TASK TO COMPLETE: Return every record below exactly as written, omitting any pictures.

INPUT RECORDS:
begin
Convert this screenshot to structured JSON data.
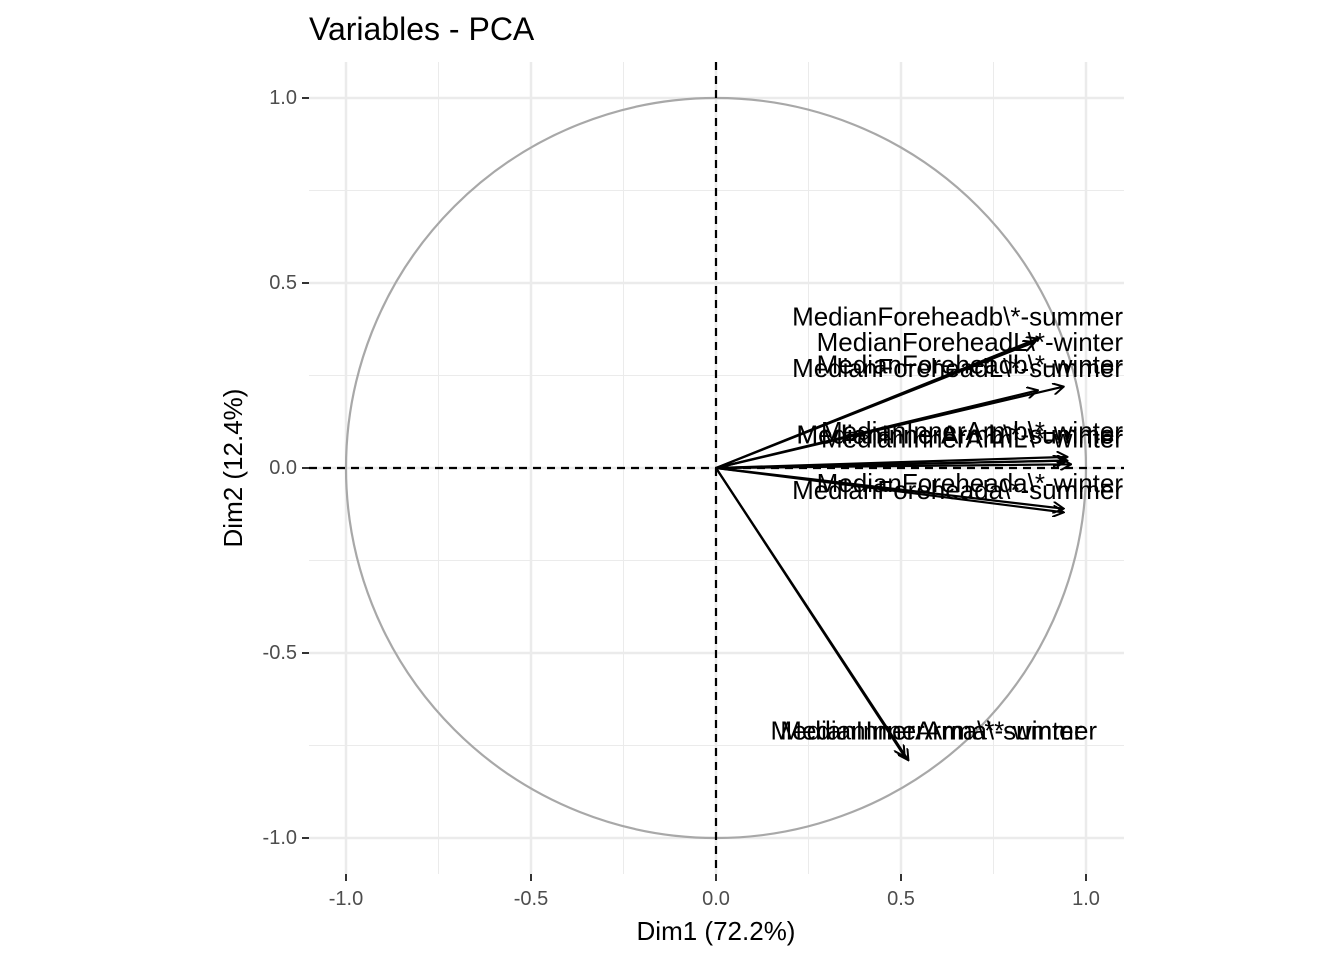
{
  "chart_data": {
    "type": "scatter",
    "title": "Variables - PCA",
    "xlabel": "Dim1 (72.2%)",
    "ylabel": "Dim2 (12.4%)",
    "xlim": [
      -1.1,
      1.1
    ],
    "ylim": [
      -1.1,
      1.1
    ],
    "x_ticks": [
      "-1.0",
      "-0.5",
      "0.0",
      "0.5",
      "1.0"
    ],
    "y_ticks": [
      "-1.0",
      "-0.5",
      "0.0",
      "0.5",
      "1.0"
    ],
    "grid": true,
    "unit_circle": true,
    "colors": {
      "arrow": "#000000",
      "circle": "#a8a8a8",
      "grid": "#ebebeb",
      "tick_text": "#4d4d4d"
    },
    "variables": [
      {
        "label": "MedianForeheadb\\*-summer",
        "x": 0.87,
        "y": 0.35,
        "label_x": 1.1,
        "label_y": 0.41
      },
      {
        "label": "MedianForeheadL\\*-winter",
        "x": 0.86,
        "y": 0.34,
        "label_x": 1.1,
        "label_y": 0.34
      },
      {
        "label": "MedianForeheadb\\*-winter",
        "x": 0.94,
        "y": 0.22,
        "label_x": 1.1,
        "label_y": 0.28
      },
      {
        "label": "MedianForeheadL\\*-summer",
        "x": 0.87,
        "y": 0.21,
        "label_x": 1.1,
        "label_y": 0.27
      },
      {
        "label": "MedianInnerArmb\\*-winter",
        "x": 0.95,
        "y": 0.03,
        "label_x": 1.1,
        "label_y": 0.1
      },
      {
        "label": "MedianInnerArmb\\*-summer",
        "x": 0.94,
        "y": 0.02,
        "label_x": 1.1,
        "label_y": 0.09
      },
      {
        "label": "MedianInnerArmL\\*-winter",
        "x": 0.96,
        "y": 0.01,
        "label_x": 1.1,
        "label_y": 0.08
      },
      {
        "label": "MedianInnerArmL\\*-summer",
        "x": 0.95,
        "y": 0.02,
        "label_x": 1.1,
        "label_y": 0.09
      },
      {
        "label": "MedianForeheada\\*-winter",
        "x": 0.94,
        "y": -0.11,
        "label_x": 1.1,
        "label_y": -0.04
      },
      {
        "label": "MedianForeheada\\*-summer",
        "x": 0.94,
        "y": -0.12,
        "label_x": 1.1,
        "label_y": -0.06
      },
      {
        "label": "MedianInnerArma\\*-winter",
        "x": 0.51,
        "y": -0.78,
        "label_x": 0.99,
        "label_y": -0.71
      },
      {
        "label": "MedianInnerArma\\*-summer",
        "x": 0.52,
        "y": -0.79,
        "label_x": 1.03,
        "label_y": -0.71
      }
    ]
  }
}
end
SOLUTION BELOW:
Convert this screenshot to structured JSON data.
{
  "chart_data": {
    "type": "scatter",
    "title": "Variables - PCA",
    "xlabel": "Dim1 (72.2%)",
    "ylabel": "Dim2 (12.4%)",
    "xlim": [
      -1.1,
      1.1
    ],
    "ylim": [
      -1.1,
      1.1
    ],
    "x_ticks": [
      "-1.0",
      "-0.5",
      "0.0",
      "0.5",
      "1.0"
    ],
    "y_ticks": [
      "-1.0",
      "-0.5",
      "0.0",
      "0.5",
      "1.0"
    ],
    "grid": true,
    "unit_circle": true,
    "colors": {
      "arrow": "#000000",
      "circle": "#a8a8a8",
      "grid": "#ebebeb",
      "tick_text": "#4d4d4d"
    },
    "variables": [
      {
        "label": "MedianForeheadb\\*-summer",
        "x": 0.87,
        "y": 0.35,
        "label_x": 1.1,
        "label_y": 0.41
      },
      {
        "label": "MedianForeheadL\\*-winter",
        "x": 0.86,
        "y": 0.34,
        "label_x": 1.1,
        "label_y": 0.34
      },
      {
        "label": "MedianForeheadb\\*-winter",
        "x": 0.94,
        "y": 0.22,
        "label_x": 1.1,
        "label_y": 0.28
      },
      {
        "label": "MedianForeheadL\\*-summer",
        "x": 0.87,
        "y": 0.21,
        "label_x": 1.1,
        "label_y": 0.27
      },
      {
        "label": "MedianInnerArmb\\*-winter",
        "x": 0.95,
        "y": 0.03,
        "label_x": 1.1,
        "label_y": 0.1
      },
      {
        "label": "MedianInnerArmb\\*-summer",
        "x": 0.94,
        "y": 0.02,
        "label_x": 1.1,
        "label_y": 0.09
      },
      {
        "label": "MedianInnerArmL\\*-winter",
        "x": 0.96,
        "y": 0.01,
        "label_x": 1.1,
        "label_y": 0.08
      },
      {
        "label": "MedianInnerArmL\\*-summer",
        "x": 0.95,
        "y": 0.02,
        "label_x": 1.1,
        "label_y": 0.09
      },
      {
        "label": "MedianForeheada\\*-winter",
        "x": 0.94,
        "y": -0.11,
        "label_x": 1.1,
        "label_y": -0.04
      },
      {
        "label": "MedianForeheada\\*-summer",
        "x": 0.94,
        "y": -0.12,
        "label_x": 1.1,
        "label_y": -0.06
      },
      {
        "label": "MedianInnerArma\\*-winter",
        "x": 0.51,
        "y": -0.78,
        "label_x": 0.99,
        "label_y": -0.71
      },
      {
        "label": "MedianInnerArma\\*-summer",
        "x": 0.52,
        "y": -0.79,
        "label_x": 1.03,
        "label_y": -0.71
      }
    ]
  }
}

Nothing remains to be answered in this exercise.